◆ **WHAT YOU NEED TO DO**: Look through the lines of the material and count those containing "хозяйствующих". Give that count alone.

◆ **DATASET EXCERPTS**:
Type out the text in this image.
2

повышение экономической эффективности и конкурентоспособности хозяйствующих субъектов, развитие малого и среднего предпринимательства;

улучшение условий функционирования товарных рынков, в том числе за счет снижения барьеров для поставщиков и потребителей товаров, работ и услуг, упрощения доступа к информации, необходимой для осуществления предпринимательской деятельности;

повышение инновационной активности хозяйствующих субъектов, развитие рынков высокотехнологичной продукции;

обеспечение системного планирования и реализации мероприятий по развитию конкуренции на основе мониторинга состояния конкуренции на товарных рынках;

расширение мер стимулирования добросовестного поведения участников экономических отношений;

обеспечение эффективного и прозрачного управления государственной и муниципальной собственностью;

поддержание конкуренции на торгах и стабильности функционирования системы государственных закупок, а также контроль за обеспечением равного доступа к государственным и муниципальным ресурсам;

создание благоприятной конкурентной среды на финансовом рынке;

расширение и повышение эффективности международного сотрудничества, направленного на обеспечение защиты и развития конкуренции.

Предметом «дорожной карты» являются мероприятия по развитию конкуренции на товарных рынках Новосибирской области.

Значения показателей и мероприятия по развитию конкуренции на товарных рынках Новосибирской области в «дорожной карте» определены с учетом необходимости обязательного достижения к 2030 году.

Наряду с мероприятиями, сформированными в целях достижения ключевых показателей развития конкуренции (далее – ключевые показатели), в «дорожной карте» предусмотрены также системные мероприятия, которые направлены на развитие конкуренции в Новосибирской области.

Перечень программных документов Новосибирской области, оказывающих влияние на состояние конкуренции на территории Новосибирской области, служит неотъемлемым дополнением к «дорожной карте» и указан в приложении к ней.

◆ **FINISHED EXERCISE**: 2